(Dataset excerpt)
* * *

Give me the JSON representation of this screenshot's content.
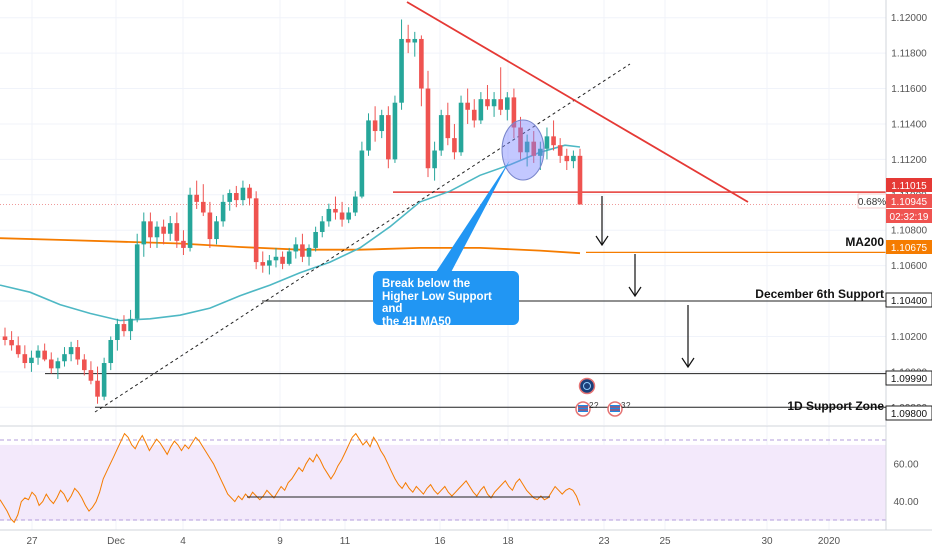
{
  "chart_data": {
    "type": "candlestick",
    "price_axis": {
      "range": [
        1.097,
        1.121
      ],
      "ticks": [
        "1.12000",
        "1.11800",
        "1.11600",
        "1.11400",
        "1.11200",
        "1.11000",
        "1.10800",
        "1.10600",
        "1.10400",
        "1.10200",
        "1.10000",
        "1.09800"
      ]
    },
    "time_axis": {
      "labels": [
        "27",
        "Dec",
        "4",
        "9",
        "11",
        "16",
        "18",
        "23",
        "25",
        "30",
        "2020"
      ]
    },
    "price_tags": {
      "resistance": "1.11015",
      "last_price": "1.10945",
      "change": "0.68%",
      "countdown": "02:32:19",
      "ma200": "1.10675",
      "dec6": "1.10400",
      "low_a": "1.09990",
      "low_b": "1.09800"
    },
    "levels": {
      "resistance": 1.11015,
      "ma200": 1.10675,
      "dec6": 1.104,
      "low_a": 1.0999,
      "low_b": 1.098
    },
    "annotations": {
      "ma200_label": "MA200",
      "dec6_label": "December 6th Support",
      "support_label": "1D Support Zone",
      "callout": "Break below the\nHigher Low Support and\nthe 4H MA50"
    },
    "rsi": {
      "ticks": [
        "60.00",
        "40.00"
      ],
      "range": [
        25,
        80
      ],
      "band": [
        30,
        70
      ],
      "values": [
        41,
        38,
        35,
        31,
        29,
        33,
        40,
        42,
        41,
        45,
        43,
        38,
        40,
        44,
        41,
        39,
        42,
        46,
        44,
        40,
        43,
        47,
        45,
        42,
        38,
        35,
        37,
        40,
        45,
        52,
        56,
        60,
        64,
        68,
        72,
        76,
        74,
        70,
        68,
        72,
        75,
        71,
        67,
        70,
        73,
        71,
        68,
        65,
        69,
        72,
        70,
        67,
        70,
        68,
        71,
        74,
        72,
        69,
        66,
        63,
        60,
        56,
        52,
        48,
        44,
        42,
        40,
        43,
        41,
        44,
        42,
        45,
        43,
        41,
        43,
        46,
        44,
        42,
        45,
        48,
        46,
        50,
        52,
        55,
        58,
        56,
        60,
        63,
        61,
        65,
        62,
        58,
        55,
        52,
        55,
        59,
        62,
        66,
        70,
        74,
        76,
        73,
        70,
        72,
        69,
        74,
        71,
        67,
        64,
        60,
        56,
        52,
        49,
        47,
        50,
        47,
        45,
        48,
        46,
        44,
        47,
        49,
        46,
        44,
        46,
        48,
        45,
        43,
        45,
        47,
        49,
        51,
        48,
        45,
        43,
        46,
        48,
        44,
        42,
        45,
        47,
        49,
        51,
        48,
        46,
        50,
        52,
        49,
        46,
        44,
        42,
        41,
        43,
        41,
        42,
        45,
        48,
        46,
        44,
        46,
        47,
        46,
        43,
        38
      ],
      "trendline": [
        43,
        42
      ]
    },
    "colors": {
      "up": "#26a69a",
      "down": "#ef5350",
      "ma50": "#4eb8c4",
      "ma200": "#f57c00",
      "resistance": "#e53935",
      "rsi": "#f57c00",
      "rsi_band": "#f3e9fb"
    },
    "candles": [
      [
        1.102,
        1.1025,
        1.1015,
        1.1018
      ],
      [
        1.1018,
        1.1023,
        1.1012,
        1.1015
      ],
      [
        1.1015,
        1.102,
        1.1008,
        1.101
      ],
      [
        1.101,
        1.1015,
        1.1002,
        1.1005
      ],
      [
        1.1005,
        1.1012,
        1.1,
        1.1008
      ],
      [
        1.1008,
        1.1015,
        1.1004,
        1.1012
      ],
      [
        1.1012,
        1.1016,
        1.1006,
        1.1007
      ],
      [
        1.1007,
        1.1011,
        1.0999,
        1.1002
      ],
      [
        1.1002,
        1.1008,
        1.0996,
        1.1006
      ],
      [
        1.1006,
        1.1014,
        1.1003,
        1.101
      ],
      [
        1.101,
        1.1017,
        1.1006,
        1.1014
      ],
      [
        1.1014,
        1.1018,
        1.1004,
        1.1007
      ],
      [
        1.1007,
        1.101,
        1.0998,
        1.1001
      ],
      [
        1.1001,
        1.1006,
        1.0993,
        1.0995
      ],
      [
        1.0995,
        1.1003,
        1.0982,
        1.0986
      ],
      [
        1.0986,
        1.1008,
        1.0984,
        1.1005
      ],
      [
        1.1005,
        1.102,
        1.1001,
        1.1018
      ],
      [
        1.1018,
        1.103,
        1.1012,
        1.1027
      ],
      [
        1.1027,
        1.1032,
        1.102,
        1.1023
      ],
      [
        1.1023,
        1.1035,
        1.1018,
        1.103
      ],
      [
        1.103,
        1.1078,
        1.1028,
        1.1072
      ],
      [
        1.1072,
        1.109,
        1.1065,
        1.1085
      ],
      [
        1.1085,
        1.109,
        1.107,
        1.1076
      ],
      [
        1.1076,
        1.1085,
        1.107,
        1.1082
      ],
      [
        1.1082,
        1.1086,
        1.1072,
        1.1078
      ],
      [
        1.1078,
        1.1088,
        1.1074,
        1.1084
      ],
      [
        1.1084,
        1.109,
        1.107,
        1.1074
      ],
      [
        1.1074,
        1.108,
        1.1066,
        1.107
      ],
      [
        1.107,
        1.1104,
        1.1068,
        1.11
      ],
      [
        1.11,
        1.1108,
        1.1092,
        1.1096
      ],
      [
        1.1096,
        1.1106,
        1.1088,
        1.109
      ],
      [
        1.109,
        1.1096,
        1.107,
        1.1075
      ],
      [
        1.1075,
        1.1088,
        1.1072,
        1.1085
      ],
      [
        1.1085,
        1.11,
        1.1082,
        1.1096
      ],
      [
        1.1096,
        1.1103,
        1.1091,
        1.1101
      ],
      [
        1.1101,
        1.1105,
        1.1093,
        1.1097
      ],
      [
        1.1097,
        1.1108,
        1.1094,
        1.1104
      ],
      [
        1.1104,
        1.1106,
        1.1094,
        1.1098
      ],
      [
        1.1098,
        1.1102,
        1.1058,
        1.1062
      ],
      [
        1.1062,
        1.1068,
        1.1056,
        1.106
      ],
      [
        1.106,
        1.1066,
        1.1055,
        1.1063
      ],
      [
        1.1063,
        1.107,
        1.1059,
        1.1065
      ],
      [
        1.1065,
        1.1068,
        1.1058,
        1.1061
      ],
      [
        1.1061,
        1.107,
        1.106,
        1.1068
      ],
      [
        1.1068,
        1.1076,
        1.1064,
        1.1072
      ],
      [
        1.1072,
        1.1078,
        1.1062,
        1.1065
      ],
      [
        1.1065,
        1.1072,
        1.106,
        1.107
      ],
      [
        1.107,
        1.1082,
        1.1068,
        1.1079
      ],
      [
        1.1079,
        1.1088,
        1.1076,
        1.1085
      ],
      [
        1.1085,
        1.1095,
        1.1082,
        1.1092
      ],
      [
        1.1092,
        1.1099,
        1.1086,
        1.109
      ],
      [
        1.109,
        1.1096,
        1.1082,
        1.1086
      ],
      [
        1.1086,
        1.1093,
        1.1084,
        1.109
      ],
      [
        1.109,
        1.1102,
        1.1088,
        1.1099
      ],
      [
        1.1099,
        1.113,
        1.1098,
        1.1125
      ],
      [
        1.1125,
        1.1146,
        1.1122,
        1.1142
      ],
      [
        1.1142,
        1.115,
        1.113,
        1.1136
      ],
      [
        1.1136,
        1.1148,
        1.1132,
        1.1145
      ],
      [
        1.1145,
        1.115,
        1.1115,
        1.112
      ],
      [
        1.112,
        1.1156,
        1.1118,
        1.1152
      ],
      [
        1.1152,
        1.1199,
        1.1148,
        1.1188
      ],
      [
        1.1188,
        1.1196,
        1.118,
        1.1186
      ],
      [
        1.1186,
        1.1192,
        1.1178,
        1.1188
      ],
      [
        1.1188,
        1.119,
        1.115,
        1.116
      ],
      [
        1.116,
        1.117,
        1.111,
        1.1115
      ],
      [
        1.1115,
        1.113,
        1.1108,
        1.1125
      ],
      [
        1.1125,
        1.1148,
        1.1122,
        1.1145
      ],
      [
        1.1145,
        1.1152,
        1.1128,
        1.1132
      ],
      [
        1.1132,
        1.114,
        1.112,
        1.1124
      ],
      [
        1.1124,
        1.1156,
        1.1122,
        1.1152
      ],
      [
        1.1152,
        1.116,
        1.114,
        1.1148
      ],
      [
        1.1148,
        1.1154,
        1.1138,
        1.1142
      ],
      [
        1.1142,
        1.1158,
        1.114,
        1.1154
      ],
      [
        1.1154,
        1.1162,
        1.1148,
        1.115
      ],
      [
        1.115,
        1.1158,
        1.1144,
        1.1154
      ],
      [
        1.1154,
        1.1172,
        1.1145,
        1.1148
      ],
      [
        1.1148,
        1.1158,
        1.1142,
        1.1155
      ],
      [
        1.1155,
        1.116,
        1.1132,
        1.1138
      ],
      [
        1.1138,
        1.1144,
        1.112,
        1.1124
      ],
      [
        1.1124,
        1.1134,
        1.1116,
        1.113
      ],
      [
        1.113,
        1.1136,
        1.1118,
        1.1122
      ],
      [
        1.1122,
        1.113,
        1.1114,
        1.1126
      ],
      [
        1.1126,
        1.1138,
        1.112,
        1.1133
      ],
      [
        1.1133,
        1.1142,
        1.1125,
        1.1128
      ],
      [
        1.1128,
        1.1132,
        1.1118,
        1.1122
      ],
      [
        1.1122,
        1.1126,
        1.1114,
        1.1119
      ],
      [
        1.1119,
        1.1125,
        1.1115,
        1.1122
      ],
      [
        1.1122,
        1.1126,
        1.1095,
        1.10945
      ]
    ],
    "ma50": [
      [
        0,
        1.1049
      ],
      [
        30,
        1.1045
      ],
      [
        60,
        1.1038
      ],
      [
        90,
        1.1033
      ],
      [
        120,
        1.1029
      ],
      [
        150,
        1.103
      ],
      [
        180,
        1.1032
      ],
      [
        210,
        1.1036
      ],
      [
        240,
        1.1043
      ],
      [
        270,
        1.1049
      ],
      [
        300,
        1.1056
      ],
      [
        330,
        1.1062
      ],
      [
        360,
        1.107
      ],
      [
        390,
        1.1082
      ],
      [
        420,
        1.1096
      ],
      [
        450,
        1.1102
      ],
      [
        480,
        1.1111
      ],
      [
        510,
        1.1117
      ],
      [
        540,
        1.1124
      ],
      [
        565,
        1.1128
      ],
      [
        580,
        1.1127
      ]
    ],
    "ma200": [
      [
        0,
        1.10755
      ],
      [
        60,
        1.10745
      ],
      [
        120,
        1.10735
      ],
      [
        180,
        1.10725
      ],
      [
        240,
        1.10705
      ],
      [
        300,
        1.1069
      ],
      [
        360,
        1.1069
      ],
      [
        420,
        1.107
      ],
      [
        480,
        1.107
      ],
      [
        540,
        1.10685
      ],
      [
        580,
        1.1067
      ]
    ],
    "events": {
      "first": "2",
      "second": "3"
    }
  }
}
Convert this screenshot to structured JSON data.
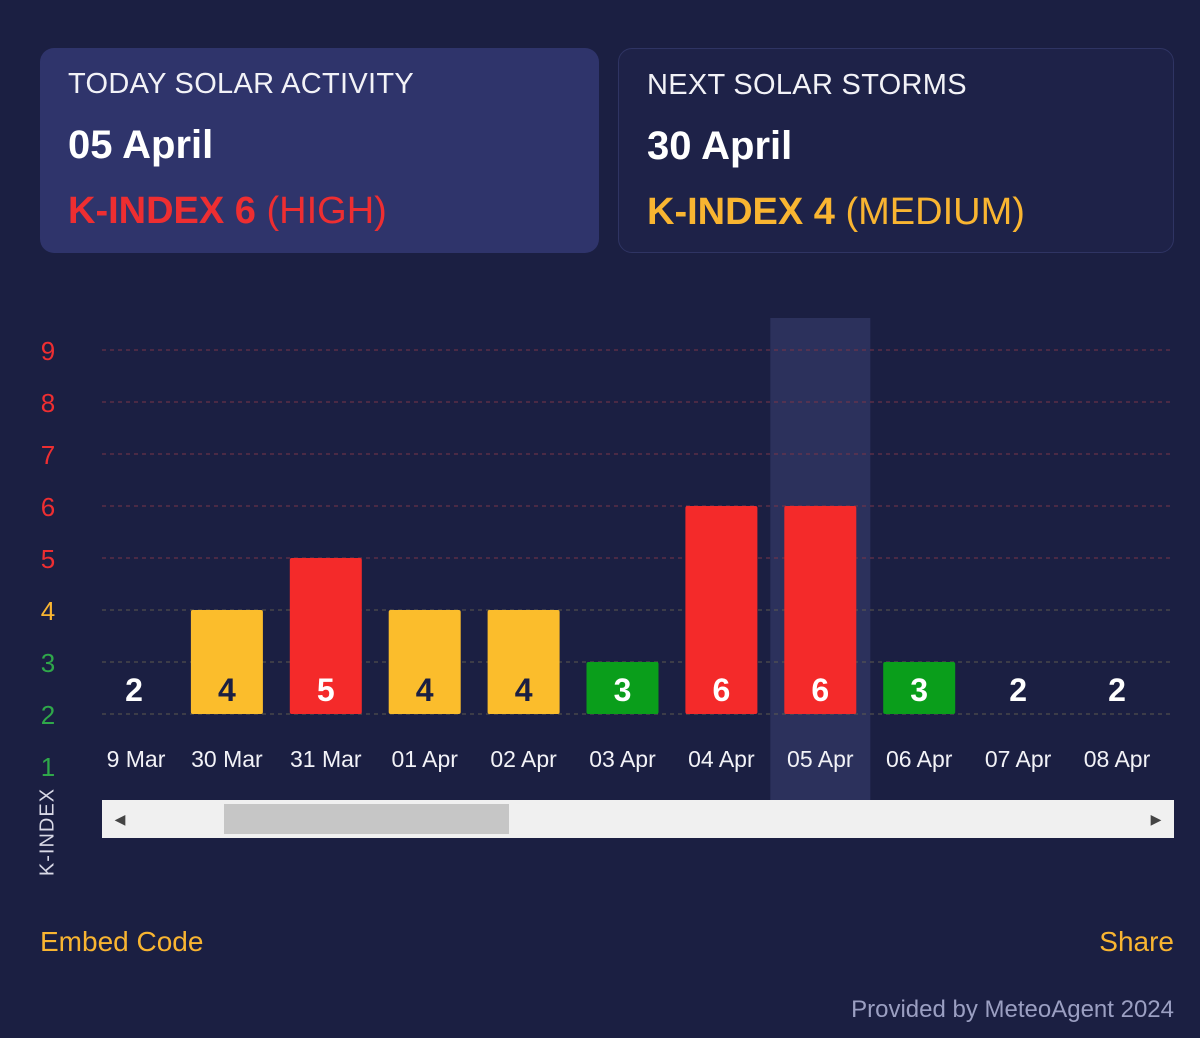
{
  "today": {
    "heading": "TODAY SOLAR ACTIVITY",
    "date": "05 April",
    "kindex_label": "K-INDEX 6",
    "kindex_level": "(HIGH)",
    "color": "#ee2e31"
  },
  "next": {
    "heading": "NEXT SOLAR STORMS",
    "date": "30 April",
    "kindex_label": "K-INDEX 4",
    "kindex_level": "(MEDIUM)",
    "color": "#f9b531"
  },
  "chart_data": {
    "type": "bar",
    "categories": [
      "9 Mar",
      "30 Mar",
      "31 Mar",
      "01 Apr",
      "02 Apr",
      "03 Apr",
      "04 Apr",
      "05 Apr",
      "06 Apr",
      "07 Apr",
      "08 Apr"
    ],
    "values": [
      2,
      4,
      5,
      4,
      4,
      3,
      6,
      6,
      3,
      2,
      2
    ],
    "bar_heights": [
      2.0,
      4.0,
      5.0,
      4.0,
      4.0,
      3.0,
      6.0,
      6.0,
      3.0,
      2.0,
      2.0
    ],
    "highlighted_category": "05 Apr",
    "ylabel": "K-INDEX",
    "yticks": [
      1,
      2,
      3,
      4,
      5,
      6,
      7,
      8,
      9
    ],
    "ylim": [
      1,
      9
    ],
    "grid": true,
    "colors": {
      "low": "#0a9e1b",
      "medium": "#fbbd2c",
      "high": "#f42a2a",
      "tick_low": "#2fa84a",
      "tick_medium": "#f9b531",
      "tick_high": "#ee2e31"
    }
  },
  "scrollbar": {
    "left_arrow": "◀",
    "right_arrow": "▶"
  },
  "footer": {
    "embed_label": "Embed Code",
    "share_label": "Share",
    "provided_by": "Provided by MeteoAgent 2024"
  }
}
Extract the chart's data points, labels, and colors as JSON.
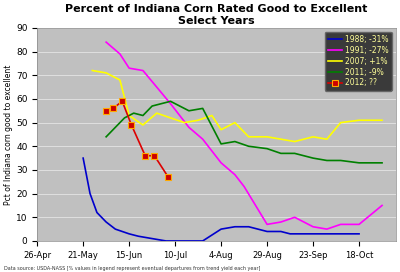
{
  "title": "Percent of Indiana Corn Rated Good to Excellent\nSelect Years",
  "ylabel": "Pct of Indiana corn good to excellent",
  "footer": "Data source: USDA-NASS [% values in legend represent eventual departures from trend yield each year]",
  "plot_bg": "#c0c0c0",
  "fig_bg": "#ffffff",
  "ylim": [
    0,
    90
  ],
  "yticks": [
    0,
    10,
    20,
    30,
    40,
    50,
    60,
    70,
    80,
    90
  ],
  "x_labels": [
    "26-Apr",
    "21-May",
    "15-Jun",
    "10-Jul",
    "4-Aug",
    "29-Aug",
    "23-Sep",
    "18-Oct"
  ],
  "x_positions": [
    0,
    1,
    2,
    3,
    4,
    5,
    6,
    7
  ],
  "series": [
    {
      "key": "1988",
      "color": "#0000cc",
      "label": "1988; -31%",
      "marker": null,
      "x": [
        1.0,
        1.15,
        1.3,
        1.5,
        1.7,
        2.0,
        2.2,
        2.5,
        2.8,
        3.0,
        3.3,
        3.6,
        4.0,
        4.3,
        4.6,
        5.0,
        5.3,
        5.5,
        5.8,
        6.0,
        6.3,
        6.6,
        7.0
      ],
      "y": [
        35,
        20,
        12,
        8,
        5,
        3,
        2,
        1,
        0,
        0,
        0,
        0,
        5,
        6,
        6,
        4,
        4,
        3,
        3,
        3,
        3,
        3,
        3
      ]
    },
    {
      "key": "1991",
      "color": "#ff00ff",
      "label": "1991; -27%",
      "marker": null,
      "x": [
        1.5,
        1.8,
        2.0,
        2.3,
        2.6,
        2.9,
        3.1,
        3.3,
        3.6,
        3.8,
        4.0,
        4.3,
        4.5,
        5.0,
        5.3,
        5.6,
        6.0,
        6.3,
        6.6,
        7.0,
        7.5
      ],
      "y": [
        84,
        79,
        73,
        72,
        65,
        58,
        53,
        48,
        43,
        38,
        33,
        28,
        23,
        7,
        8,
        10,
        6,
        5,
        7,
        7,
        15
      ]
    },
    {
      "key": "2007",
      "color": "#ffff00",
      "label": "2007; +1%",
      "marker": null,
      "x": [
        1.2,
        1.5,
        1.8,
        2.0,
        2.3,
        2.6,
        2.9,
        3.2,
        3.5,
        3.8,
        4.0,
        4.3,
        4.6,
        5.0,
        5.3,
        5.6,
        6.0,
        6.3,
        6.6,
        7.0,
        7.5
      ],
      "y": [
        72,
        71,
        68,
        53,
        49,
        54,
        52,
        50,
        51,
        53,
        47,
        50,
        44,
        44,
        43,
        42,
        44,
        43,
        50,
        51,
        51
      ]
    },
    {
      "key": "2011",
      "color": "#008000",
      "label": "2011; -9%",
      "marker": null,
      "x": [
        1.5,
        1.7,
        1.9,
        2.1,
        2.3,
        2.5,
        2.7,
        2.9,
        3.1,
        3.3,
        3.6,
        4.0,
        4.3,
        4.6,
        5.0,
        5.3,
        5.6,
        6.0,
        6.3,
        6.6,
        7.0,
        7.5
      ],
      "y": [
        44,
        48,
        52,
        54,
        53,
        57,
        58,
        59,
        57,
        55,
        56,
        41,
        42,
        40,
        39,
        37,
        37,
        35,
        34,
        34,
        33,
        33
      ]
    },
    {
      "key": "2012",
      "color": "#dd0000",
      "label": "2012; ??",
      "marker": "s",
      "x": [
        1.5,
        1.65,
        1.85,
        2.05,
        2.35,
        2.55,
        2.85
      ],
      "y": [
        55,
        56,
        59,
        49,
        36,
        36,
        27
      ]
    }
  ]
}
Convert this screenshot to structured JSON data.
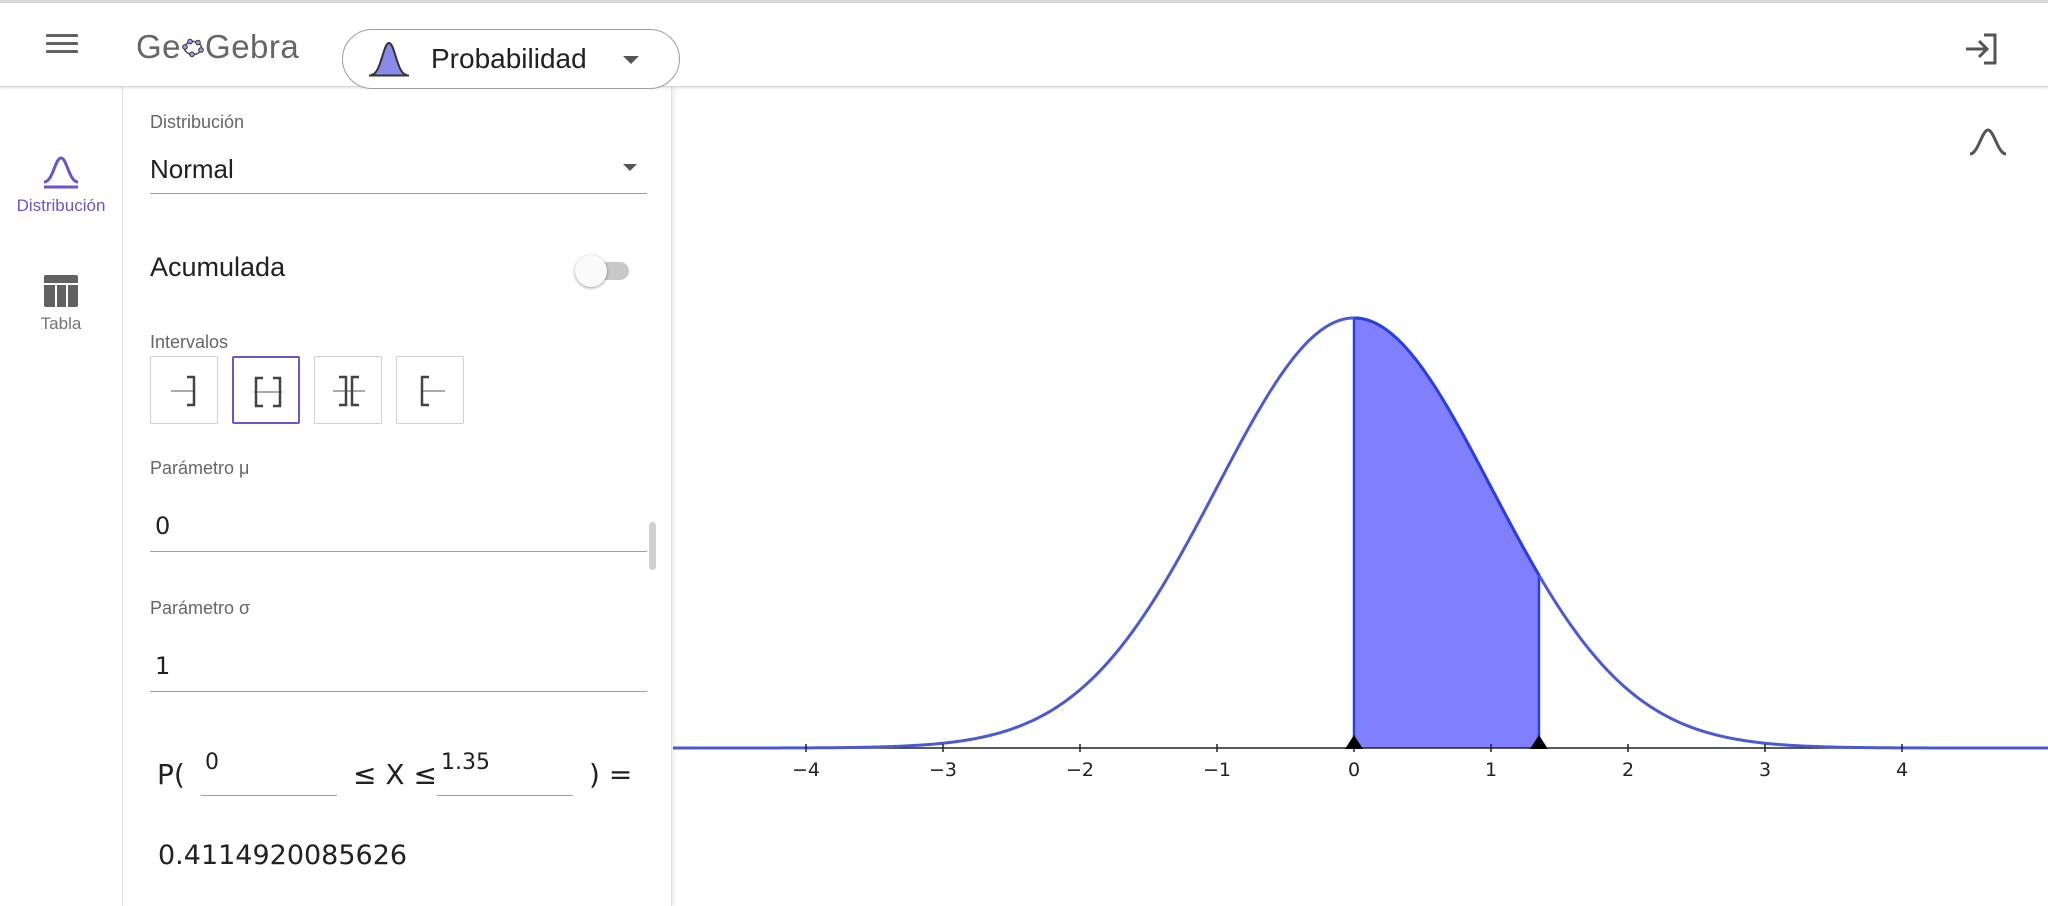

* * *

Copy out every line of the listing that contains the string "JSON".

Give me the JSON representation of this screenshot's content.
Convert this screenshot to structured JSON data.
Extract the chart's data points, labels, and colors as JSON.
Convert this screenshot to structured JSON data.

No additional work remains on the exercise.